EXCERPTED DATA:
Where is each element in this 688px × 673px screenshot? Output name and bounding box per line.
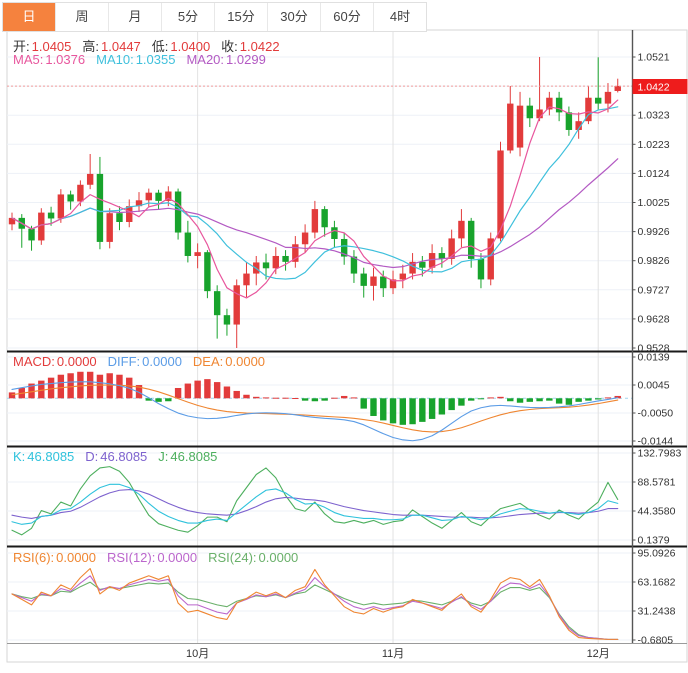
svg-text:1.0025: 1.0025: [638, 197, 670, 209]
svg-text:0.0045: 0.0045: [638, 380, 670, 392]
j-value: J: 46.8085: [158, 449, 218, 464]
rsi24-value: RSI(24): 0.0000: [208, 550, 299, 565]
grid-lines: [6, 29, 688, 663]
tab-15min[interactable]: 15分: [215, 3, 268, 31]
svg-text:1.0521: 1.0521: [638, 52, 670, 64]
diff-value: DIFF: 0.0000: [107, 354, 182, 369]
rsi6-line: [11, 567, 619, 640]
macd-layer: [8, 371, 621, 442]
k-value: K: 46.8085: [13, 449, 75, 464]
ma-legend: MA5: 1.0376 MA10: 1.0355 MA20: 1.0299: [13, 52, 266, 67]
ma10-value: MA10: 1.0355: [96, 52, 176, 67]
svg-text:44.3580: 44.3580: [638, 506, 676, 518]
svg-text:88.5781: 88.5781: [638, 477, 676, 489]
d-value: D: 46.8085: [85, 449, 148, 464]
rsi6-value: RSI(6): 0.0000: [13, 550, 96, 565]
svg-text:1.0223: 1.0223: [638, 139, 670, 151]
tab-60min[interactable]: 60分: [321, 3, 374, 31]
rsi-legend: RSI(6): 0.0000 RSI(12): 0.0000 RSI(24): 0.0…: [13, 550, 298, 565]
svg-text:11月: 11月: [382, 648, 404, 660]
k-line: [11, 483, 619, 525]
svg-text:63.1682: 63.1682: [638, 577, 676, 589]
tab-30min[interactable]: 30分: [268, 3, 321, 31]
ma20-value: MA20: 1.0299: [186, 52, 266, 67]
rsi12-value: RSI(12): 0.0000: [106, 550, 198, 565]
svg-text:1.0124: 1.0124: [638, 168, 670, 180]
svg-text:-0.6805: -0.6805: [638, 635, 674, 647]
y-axis-labels: 1.0521 1.0422 1.0323 1.0223 1.0124 1.0025 0.99…: [632, 52, 681, 647]
svg-text:0.1379: 0.1379: [638, 535, 670, 547]
svg-text:1.0422: 1.0422: [638, 82, 670, 94]
svg-text:0.9727: 0.9727: [638, 284, 670, 296]
tab-5min[interactable]: 5分: [162, 3, 215, 31]
svg-text:0.9926: 0.9926: [638, 226, 670, 238]
svg-text:-0.0050: -0.0050: [638, 408, 674, 420]
svg-text:12月: 12月: [587, 648, 610, 660]
kdj-layer: [11, 466, 619, 536]
svg-text:31.2438: 31.2438: [638, 606, 676, 618]
j-line: [11, 466, 619, 536]
svg-text:95.0926: 95.0926: [638, 548, 676, 560]
current-price-tag: 1.0422: [632, 79, 688, 94]
rsi-layer: [11, 567, 619, 640]
d-line: [11, 489, 619, 519]
tab-day[interactable]: 日: [3, 3, 56, 31]
svg-text:0.0139: 0.0139: [638, 352, 670, 364]
trading-chart-app: { "tabs": [ {"label":"日","selected":true…: [0, 0, 688, 673]
macd-legend: MACD: 0.0000 DIFF: 0.0000 DEA: 0.0000: [13, 354, 265, 369]
tab-week[interactable]: 周: [56, 3, 109, 31]
svg-text:132.7983: 132.7983: [638, 448, 682, 460]
x-axis-labels: 10月 11月 12月: [186, 648, 610, 660]
svg-text:0.9628: 0.9628: [638, 313, 670, 325]
tab-4hour[interactable]: 4时: [374, 3, 426, 31]
macd-value: MACD: 0.0000: [13, 354, 97, 369]
period-tab-bar: 日 周 月 5分 15分 30分 60分 4时: [2, 2, 427, 32]
svg-text:0.9826: 0.9826: [638, 255, 670, 267]
ma5-value: MA5: 1.0376: [13, 52, 86, 67]
chart-canvas[interactable]: 1.0521 1.0422 1.0323 1.0223 1.0124 1.0025 0.99…: [0, 0, 688, 673]
tab-month[interactable]: 月: [109, 3, 162, 31]
svg-text:10月: 10月: [186, 648, 209, 660]
kdj-legend: K: 46.8085 D: 46.8085 J: 46.8085: [13, 449, 217, 464]
svg-text:-0.0144: -0.0144: [638, 436, 674, 448]
dea-value: DEA: 0.0000: [192, 354, 266, 369]
svg-text:1.0323: 1.0323: [638, 110, 670, 122]
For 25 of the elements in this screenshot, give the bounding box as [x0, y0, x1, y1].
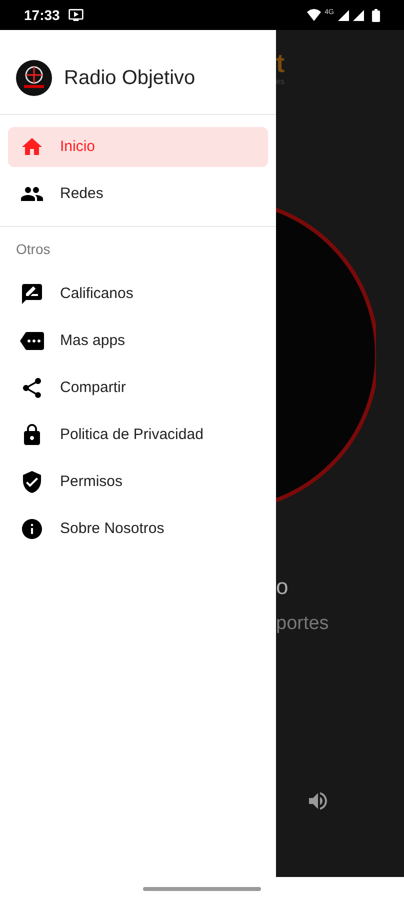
info-icon	[20, 517, 44, 541]
share-icon	[20, 376, 44, 400]
wifi-icon	[306, 9, 321, 21]
section-label: Otros	[15, 240, 52, 259]
video-icon	[68, 7, 84, 23]
more-apps-icon	[20, 329, 44, 353]
tagline-fragment: portes	[276, 612, 330, 636]
drawer-item[interactable]: Permisos	[8, 462, 268, 502]
app-title: Radio Objetivo	[64, 66, 196, 91]
station-fragment: o	[276, 576, 290, 598]
drawer-item[interactable]: Politica de Privacidad	[8, 415, 268, 455]
drawer-item[interactable]: Calificanos	[8, 274, 268, 314]
logo-icon	[16, 60, 52, 96]
drawer-item[interactable]: Mas apps	[8, 321, 268, 361]
shield-icon	[20, 470, 44, 494]
signal-icon	[353, 10, 364, 20]
status-time: 17:33	[24, 6, 60, 24]
drawer-item[interactable]: Redes	[8, 174, 268, 214]
drawer-item[interactable]: Compartir	[8, 368, 268, 408]
battery-icon	[372, 8, 380, 22]
title-fragment: t	[276, 50, 286, 76]
signal-icon	[338, 10, 349, 20]
rating-icon	[20, 282, 44, 306]
gesture-handle[interactable]	[143, 886, 261, 890]
drawer-item[interactable]: Sobre Nosotros	[8, 509, 268, 549]
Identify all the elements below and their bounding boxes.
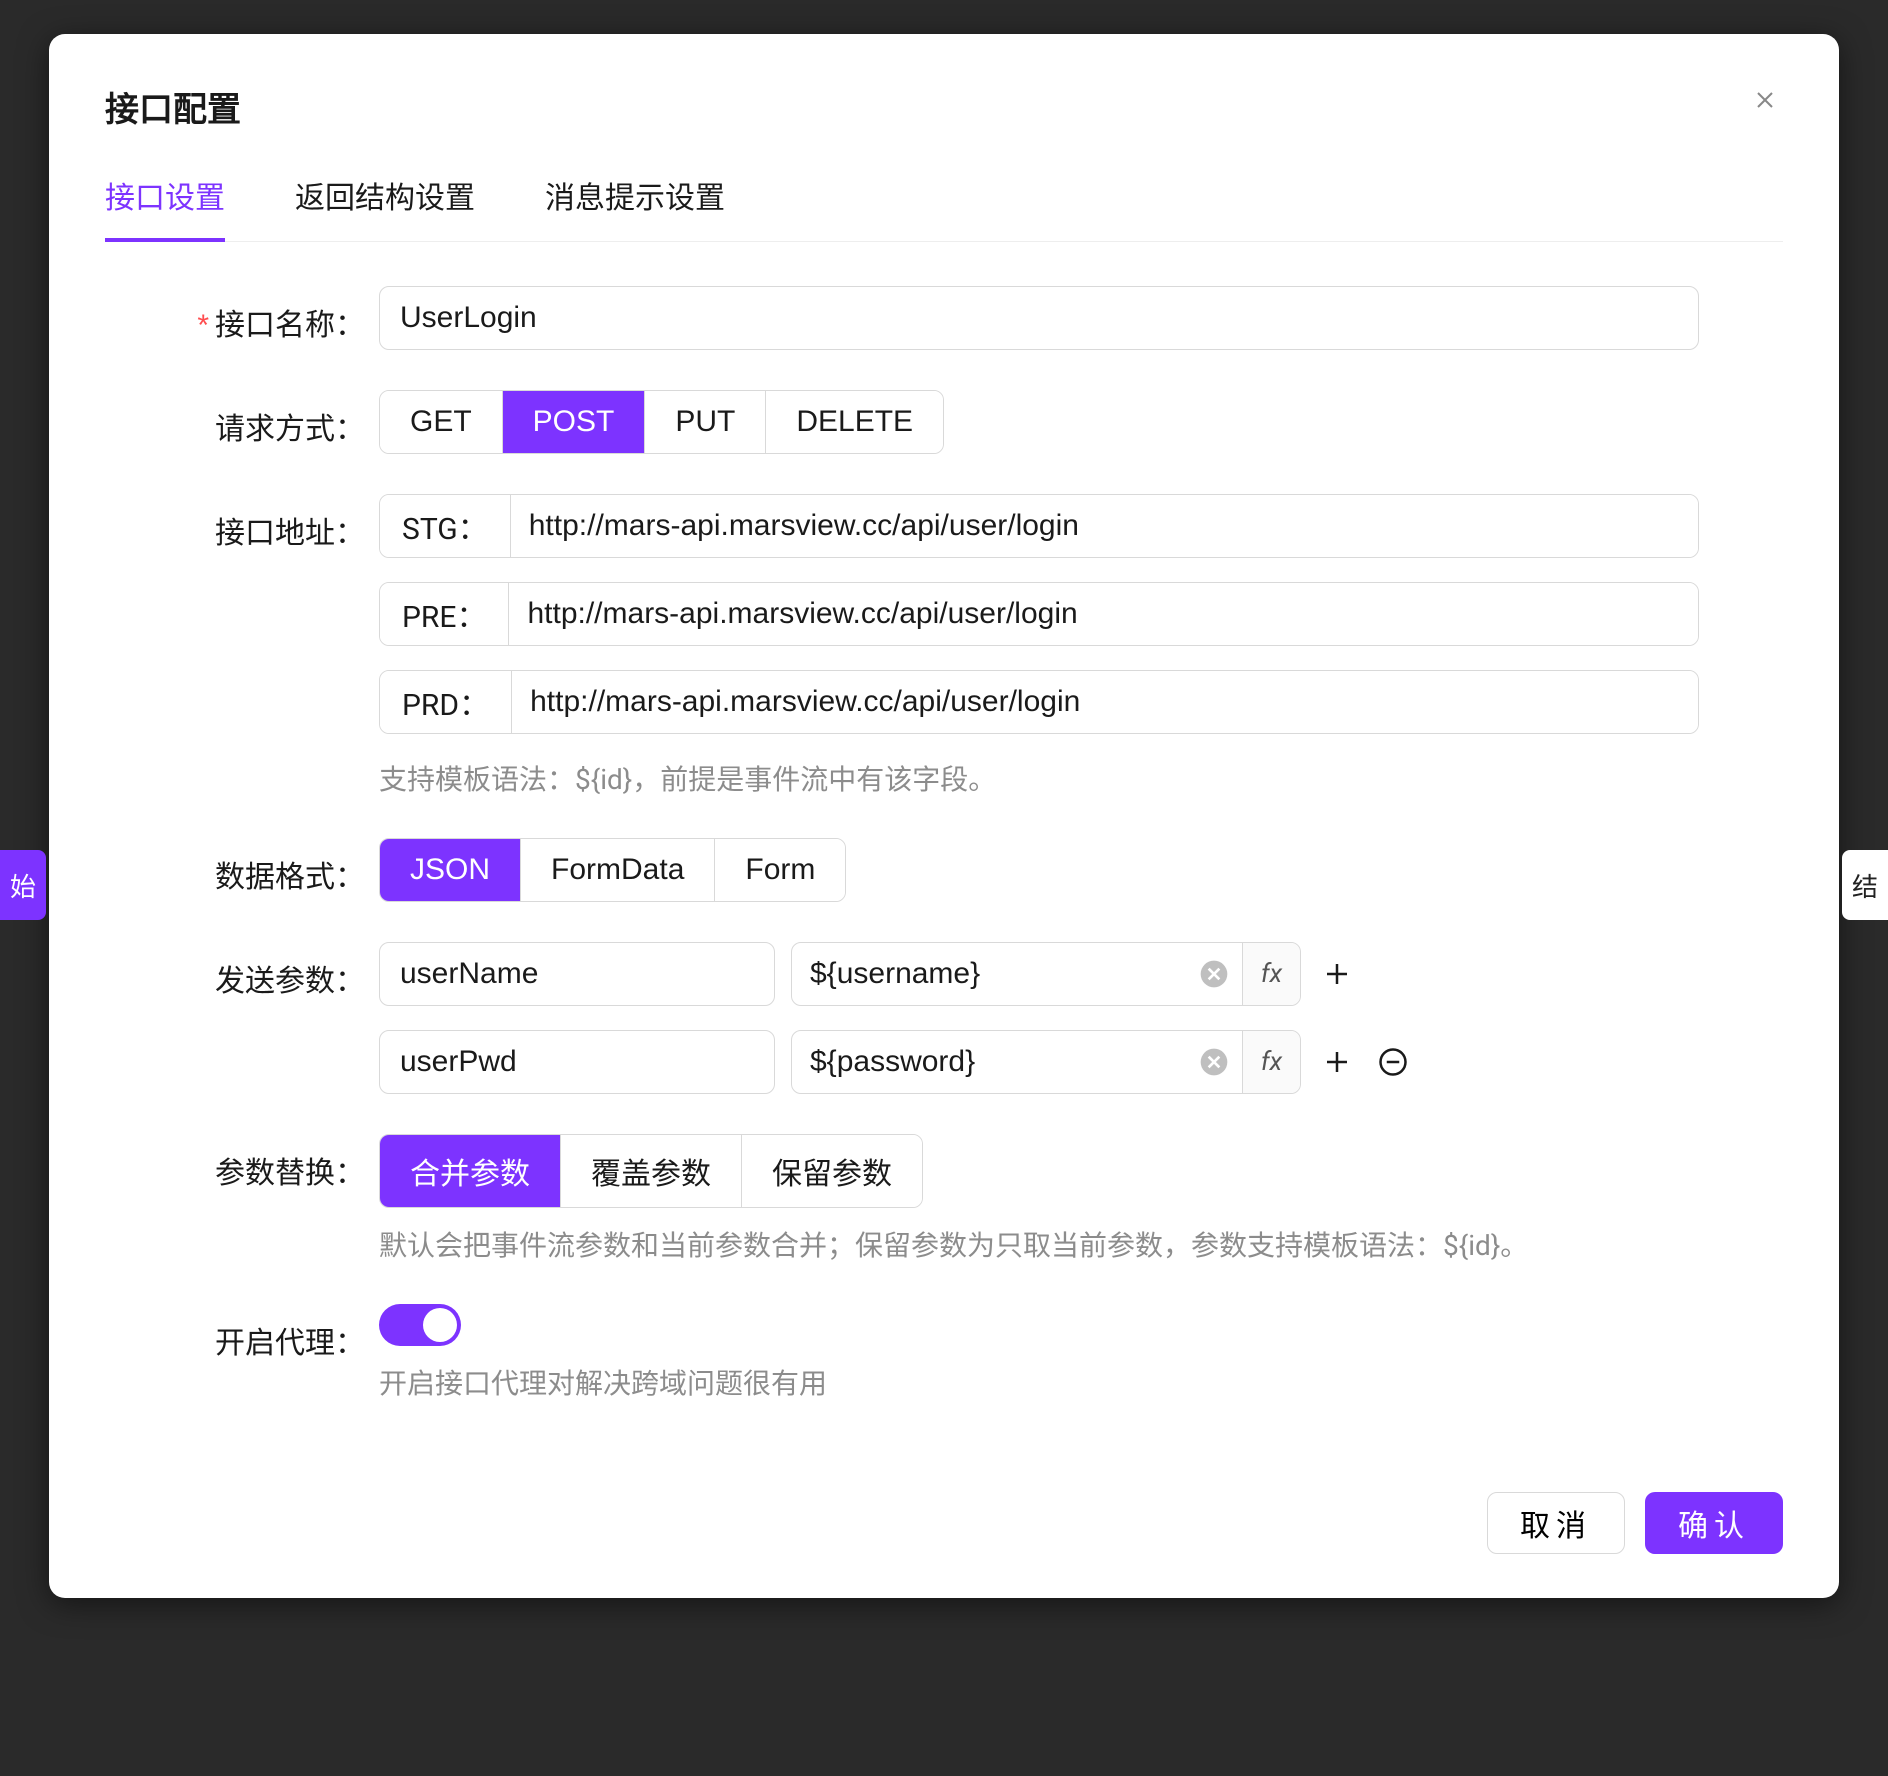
ok-button[interactable]: 确认 xyxy=(1645,1492,1783,1554)
tabs: 接口设置 返回结构设置 消息提示设置 xyxy=(105,159,1783,242)
address-stg-input[interactable] xyxy=(511,495,1698,557)
param-row-1: fx xyxy=(379,1030,1783,1094)
replace-radio-group: 合并参数 覆盖参数 保留参数 xyxy=(379,1134,923,1208)
replace-merge[interactable]: 合并参数 xyxy=(380,1135,561,1207)
address-prd: PRD： xyxy=(379,670,1699,734)
add-param-icon[interactable] xyxy=(1317,954,1357,994)
label-address: 接口地址： xyxy=(195,494,379,552)
address-pre-prefix: PRE： xyxy=(380,583,509,645)
format-json[interactable]: JSON xyxy=(380,839,521,901)
clear-icon[interactable] xyxy=(1198,958,1230,990)
fx-button[interactable]: fx xyxy=(1242,1031,1300,1093)
label-format: 数据格式： xyxy=(195,838,379,896)
replace-hint: 默认会把事件流参数和当前参数合并；保留参数为只取当前参数，参数支持模板语法：${… xyxy=(379,1224,1783,1264)
close-icon[interactable] xyxy=(1747,82,1783,118)
tab-message-settings[interactable]: 消息提示设置 xyxy=(545,159,725,241)
fx-button[interactable]: fx xyxy=(1242,943,1300,1005)
tab-api-settings[interactable]: 接口设置 xyxy=(105,159,225,241)
remove-param-icon[interactable] xyxy=(1373,1042,1413,1082)
label-params: 发送参数： xyxy=(195,942,379,1000)
label-proxy: 开启代理： xyxy=(195,1304,379,1362)
label-replace: 参数替换： xyxy=(195,1134,379,1192)
bg-left-badge: 始 xyxy=(0,850,46,920)
modal-title: 接口配置 xyxy=(105,82,241,131)
format-form[interactable]: Form xyxy=(715,839,845,901)
address-prd-prefix: PRD： xyxy=(380,671,512,733)
proxy-hint: 开启接口代理对解决跨域问题很有用 xyxy=(379,1362,1783,1402)
replace-override[interactable]: 覆盖参数 xyxy=(561,1135,742,1207)
tab-response-structure[interactable]: 返回结构设置 xyxy=(295,159,475,241)
label-method: 请求方式： xyxy=(195,390,379,448)
cancel-button[interactable]: 取消 xyxy=(1487,1492,1625,1554)
param-key-1[interactable] xyxy=(379,1030,775,1094)
method-post[interactable]: POST xyxy=(503,391,646,453)
param-row-0: fx xyxy=(379,942,1783,1006)
method-delete[interactable]: DELETE xyxy=(766,391,943,453)
bg-right-badge: 结 xyxy=(1842,850,1888,920)
address-hint: 支持模板语法：${id}，前提是事件流中有该字段。 xyxy=(379,758,1699,798)
label-api-name: 接口名称： xyxy=(195,286,379,344)
add-param-icon[interactable] xyxy=(1317,1042,1357,1082)
address-stg: STG： xyxy=(379,494,1699,558)
method-radio-group: GET POST PUT DELETE xyxy=(379,390,944,454)
param-key-0[interactable] xyxy=(379,942,775,1006)
address-stg-prefix: STG： xyxy=(380,495,511,557)
address-pre: PRE： xyxy=(379,582,1699,646)
clear-icon[interactable] xyxy=(1198,1046,1230,1078)
param-value-0[interactable] xyxy=(792,957,1198,991)
replace-keep[interactable]: 保留参数 xyxy=(742,1135,922,1207)
api-config-modal: 接口配置 接口设置 返回结构设置 消息提示设置 接口名称： 请求方式： xyxy=(49,34,1839,1598)
format-radio-group: JSON FormData Form xyxy=(379,838,846,902)
method-get[interactable]: GET xyxy=(380,391,503,453)
format-formdata[interactable]: FormData xyxy=(521,839,715,901)
method-put[interactable]: PUT xyxy=(645,391,766,453)
proxy-switch[interactable] xyxy=(379,1304,461,1346)
address-pre-input[interactable] xyxy=(509,583,1698,645)
param-value-1[interactable] xyxy=(792,1045,1198,1079)
address-prd-input[interactable] xyxy=(512,671,1698,733)
api-name-input[interactable] xyxy=(379,286,1699,350)
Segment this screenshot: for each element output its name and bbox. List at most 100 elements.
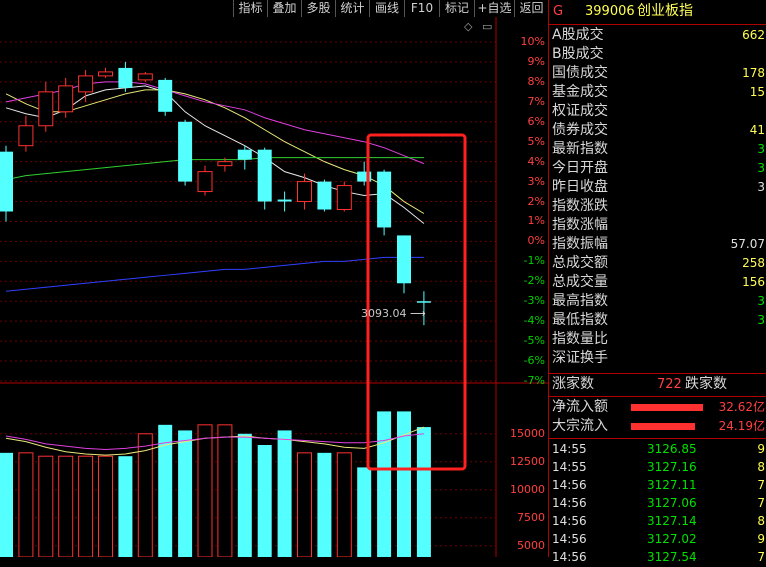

THE PROBLEM:
Please repeat the data from the line with "517, 44, 541]" to the line with "Identify all the", changing "drawer-item" to "menu-item" and leaving everything else unchanged.

ANSWER FOR THIS EXERCISE:
info-icon	[20, 517, 44, 541]
share-icon	[20, 376, 44, 400]
wifi-icon	[306, 9, 321, 21]
section-label: Otros	[15, 240, 52, 259]
video-icon	[68, 7, 84, 23]
more-apps-icon	[20, 329, 44, 353]
tagline-fragment: portes	[276, 612, 330, 636]
menu-item[interactable]: Permisos	[8, 462, 268, 502]
app-title: Radio Objetivo	[64, 66, 196, 91]
station-fragment: o	[276, 576, 290, 598]
menu-item[interactable]: Politica de Privacidad	[8, 415, 268, 455]
menu-item[interactable]: Calificanos	[8, 274, 268, 314]
logo-icon	[16, 60, 52, 96]
menu-item[interactable]: Mas apps	[8, 321, 268, 361]
shield-icon	[20, 470, 44, 494]
signal-icon	[353, 10, 364, 20]
status-time: 17:33	[24, 6, 60, 24]
menu-item[interactable]: Redes	[8, 174, 268, 214]
menu-item[interactable]: Compartir	[8, 368, 268, 408]
battery-icon	[372, 8, 380, 22]
title-fragment: t	[276, 50, 286, 76]
signal-icon	[338, 10, 349, 20]
rating-icon	[20, 282, 44, 306]
gesture-handle[interactable]	[143, 886, 261, 890]
menu-item[interactable]: Sobre Nosotros	[8, 509, 268, 549]
Identify all the elements below and their bounding boxes.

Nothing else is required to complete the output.